Tally the lines that include the word "JSON" and reply with nothing but the total.

— BEGIN Records for this task —

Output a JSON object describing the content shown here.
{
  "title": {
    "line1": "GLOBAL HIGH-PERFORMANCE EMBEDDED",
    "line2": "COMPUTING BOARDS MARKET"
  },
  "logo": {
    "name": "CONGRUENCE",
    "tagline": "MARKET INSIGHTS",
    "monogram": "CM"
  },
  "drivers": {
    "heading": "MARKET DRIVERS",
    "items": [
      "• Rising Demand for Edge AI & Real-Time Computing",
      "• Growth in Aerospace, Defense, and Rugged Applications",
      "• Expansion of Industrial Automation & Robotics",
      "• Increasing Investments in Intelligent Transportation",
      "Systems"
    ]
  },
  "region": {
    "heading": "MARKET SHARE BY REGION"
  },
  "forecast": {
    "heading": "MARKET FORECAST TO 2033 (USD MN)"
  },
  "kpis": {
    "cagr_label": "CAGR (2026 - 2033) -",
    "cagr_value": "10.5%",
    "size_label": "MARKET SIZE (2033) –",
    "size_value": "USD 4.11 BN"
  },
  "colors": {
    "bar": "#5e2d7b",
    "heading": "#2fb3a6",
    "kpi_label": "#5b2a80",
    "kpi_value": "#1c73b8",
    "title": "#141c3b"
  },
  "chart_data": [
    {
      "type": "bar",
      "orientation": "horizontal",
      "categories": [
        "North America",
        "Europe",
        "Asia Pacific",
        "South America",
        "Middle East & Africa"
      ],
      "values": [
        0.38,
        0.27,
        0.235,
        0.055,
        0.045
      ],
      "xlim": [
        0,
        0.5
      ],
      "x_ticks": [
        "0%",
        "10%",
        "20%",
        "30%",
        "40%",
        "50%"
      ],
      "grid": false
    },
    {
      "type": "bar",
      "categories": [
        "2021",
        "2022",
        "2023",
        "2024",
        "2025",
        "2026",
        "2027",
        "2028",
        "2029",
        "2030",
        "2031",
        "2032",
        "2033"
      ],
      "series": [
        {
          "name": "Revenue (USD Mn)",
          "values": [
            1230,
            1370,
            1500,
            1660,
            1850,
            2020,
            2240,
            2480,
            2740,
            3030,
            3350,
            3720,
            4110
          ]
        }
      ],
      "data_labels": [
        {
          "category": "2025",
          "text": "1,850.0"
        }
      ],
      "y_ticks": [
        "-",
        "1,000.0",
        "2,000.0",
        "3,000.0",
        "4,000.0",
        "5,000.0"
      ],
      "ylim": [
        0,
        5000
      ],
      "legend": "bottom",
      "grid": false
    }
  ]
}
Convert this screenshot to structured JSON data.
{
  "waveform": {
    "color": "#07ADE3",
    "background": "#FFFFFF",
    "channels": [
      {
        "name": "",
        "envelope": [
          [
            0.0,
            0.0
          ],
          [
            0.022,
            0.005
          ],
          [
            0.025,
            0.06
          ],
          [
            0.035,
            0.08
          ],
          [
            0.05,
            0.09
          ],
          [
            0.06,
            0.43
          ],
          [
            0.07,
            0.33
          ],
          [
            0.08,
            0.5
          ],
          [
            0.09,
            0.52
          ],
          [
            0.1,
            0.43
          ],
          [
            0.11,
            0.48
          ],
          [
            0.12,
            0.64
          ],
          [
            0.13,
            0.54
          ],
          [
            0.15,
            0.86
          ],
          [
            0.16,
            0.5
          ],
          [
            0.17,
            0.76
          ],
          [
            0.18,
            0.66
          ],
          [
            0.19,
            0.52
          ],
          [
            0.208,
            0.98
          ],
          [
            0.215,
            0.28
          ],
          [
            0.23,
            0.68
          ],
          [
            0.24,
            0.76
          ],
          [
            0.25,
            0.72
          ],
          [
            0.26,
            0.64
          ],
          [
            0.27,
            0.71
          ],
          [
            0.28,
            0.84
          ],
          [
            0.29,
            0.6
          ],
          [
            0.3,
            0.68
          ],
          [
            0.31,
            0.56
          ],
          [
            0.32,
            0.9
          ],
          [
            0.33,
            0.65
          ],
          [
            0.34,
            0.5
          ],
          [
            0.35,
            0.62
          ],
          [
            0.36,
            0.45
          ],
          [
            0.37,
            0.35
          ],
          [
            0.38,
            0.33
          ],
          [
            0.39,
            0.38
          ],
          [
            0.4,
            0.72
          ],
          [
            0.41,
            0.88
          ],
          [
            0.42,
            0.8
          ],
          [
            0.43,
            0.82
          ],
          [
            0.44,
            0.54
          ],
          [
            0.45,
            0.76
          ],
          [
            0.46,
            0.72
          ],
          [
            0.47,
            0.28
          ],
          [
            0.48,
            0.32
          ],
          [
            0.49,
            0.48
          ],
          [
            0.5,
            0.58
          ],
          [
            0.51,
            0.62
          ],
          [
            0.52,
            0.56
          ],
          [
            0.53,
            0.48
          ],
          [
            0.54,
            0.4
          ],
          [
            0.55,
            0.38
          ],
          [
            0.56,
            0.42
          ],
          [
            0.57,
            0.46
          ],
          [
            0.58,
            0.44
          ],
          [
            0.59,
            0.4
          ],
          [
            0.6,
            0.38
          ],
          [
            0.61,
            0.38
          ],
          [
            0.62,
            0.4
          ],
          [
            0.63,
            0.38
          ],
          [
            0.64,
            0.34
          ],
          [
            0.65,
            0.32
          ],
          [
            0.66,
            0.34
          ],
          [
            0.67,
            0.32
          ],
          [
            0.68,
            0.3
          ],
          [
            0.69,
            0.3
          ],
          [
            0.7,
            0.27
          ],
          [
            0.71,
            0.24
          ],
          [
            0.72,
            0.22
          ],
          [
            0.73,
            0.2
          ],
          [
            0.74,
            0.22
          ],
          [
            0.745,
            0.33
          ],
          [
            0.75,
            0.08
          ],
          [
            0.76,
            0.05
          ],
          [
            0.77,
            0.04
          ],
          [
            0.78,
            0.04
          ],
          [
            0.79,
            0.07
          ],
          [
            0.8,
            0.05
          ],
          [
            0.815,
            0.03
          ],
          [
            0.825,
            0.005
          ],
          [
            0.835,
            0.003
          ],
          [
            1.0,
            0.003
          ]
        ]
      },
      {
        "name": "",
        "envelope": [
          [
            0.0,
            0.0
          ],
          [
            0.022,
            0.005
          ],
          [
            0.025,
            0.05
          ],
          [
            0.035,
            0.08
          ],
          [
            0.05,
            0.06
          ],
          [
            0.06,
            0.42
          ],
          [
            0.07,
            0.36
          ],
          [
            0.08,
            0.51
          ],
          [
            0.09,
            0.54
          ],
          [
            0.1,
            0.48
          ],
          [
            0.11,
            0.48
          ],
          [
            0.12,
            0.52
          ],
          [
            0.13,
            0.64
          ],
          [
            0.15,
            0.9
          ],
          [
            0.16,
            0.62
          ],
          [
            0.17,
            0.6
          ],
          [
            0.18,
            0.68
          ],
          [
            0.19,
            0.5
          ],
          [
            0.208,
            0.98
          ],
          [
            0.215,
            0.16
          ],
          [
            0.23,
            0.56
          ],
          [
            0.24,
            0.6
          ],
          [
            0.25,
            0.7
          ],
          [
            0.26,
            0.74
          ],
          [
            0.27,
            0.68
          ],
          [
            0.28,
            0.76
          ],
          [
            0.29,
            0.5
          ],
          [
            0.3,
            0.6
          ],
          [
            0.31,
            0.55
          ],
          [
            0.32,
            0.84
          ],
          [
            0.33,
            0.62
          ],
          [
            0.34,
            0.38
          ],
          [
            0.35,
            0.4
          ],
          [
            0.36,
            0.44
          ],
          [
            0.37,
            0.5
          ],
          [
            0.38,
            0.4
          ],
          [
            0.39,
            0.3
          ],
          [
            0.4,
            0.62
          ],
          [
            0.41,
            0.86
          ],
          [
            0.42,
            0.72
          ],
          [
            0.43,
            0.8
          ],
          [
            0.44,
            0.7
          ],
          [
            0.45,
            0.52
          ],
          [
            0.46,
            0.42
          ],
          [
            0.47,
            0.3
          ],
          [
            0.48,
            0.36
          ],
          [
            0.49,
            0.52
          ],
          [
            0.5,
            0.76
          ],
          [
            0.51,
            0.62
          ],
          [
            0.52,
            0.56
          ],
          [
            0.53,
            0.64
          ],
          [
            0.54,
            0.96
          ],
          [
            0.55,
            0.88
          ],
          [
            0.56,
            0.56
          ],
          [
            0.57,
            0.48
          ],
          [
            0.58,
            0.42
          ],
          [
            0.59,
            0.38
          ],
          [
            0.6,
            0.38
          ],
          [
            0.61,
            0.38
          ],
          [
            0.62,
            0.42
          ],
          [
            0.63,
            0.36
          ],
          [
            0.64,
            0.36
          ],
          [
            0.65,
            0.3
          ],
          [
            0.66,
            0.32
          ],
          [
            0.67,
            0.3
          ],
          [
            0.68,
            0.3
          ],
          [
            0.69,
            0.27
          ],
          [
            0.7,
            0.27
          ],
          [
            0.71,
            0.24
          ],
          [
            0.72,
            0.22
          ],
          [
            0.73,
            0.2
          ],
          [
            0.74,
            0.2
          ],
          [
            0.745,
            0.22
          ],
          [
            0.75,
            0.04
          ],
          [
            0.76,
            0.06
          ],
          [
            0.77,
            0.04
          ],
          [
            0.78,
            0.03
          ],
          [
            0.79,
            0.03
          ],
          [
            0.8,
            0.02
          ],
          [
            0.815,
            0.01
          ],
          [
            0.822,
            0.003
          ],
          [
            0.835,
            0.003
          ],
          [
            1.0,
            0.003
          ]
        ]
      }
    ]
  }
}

— END Records for this task —

• **In response**:
2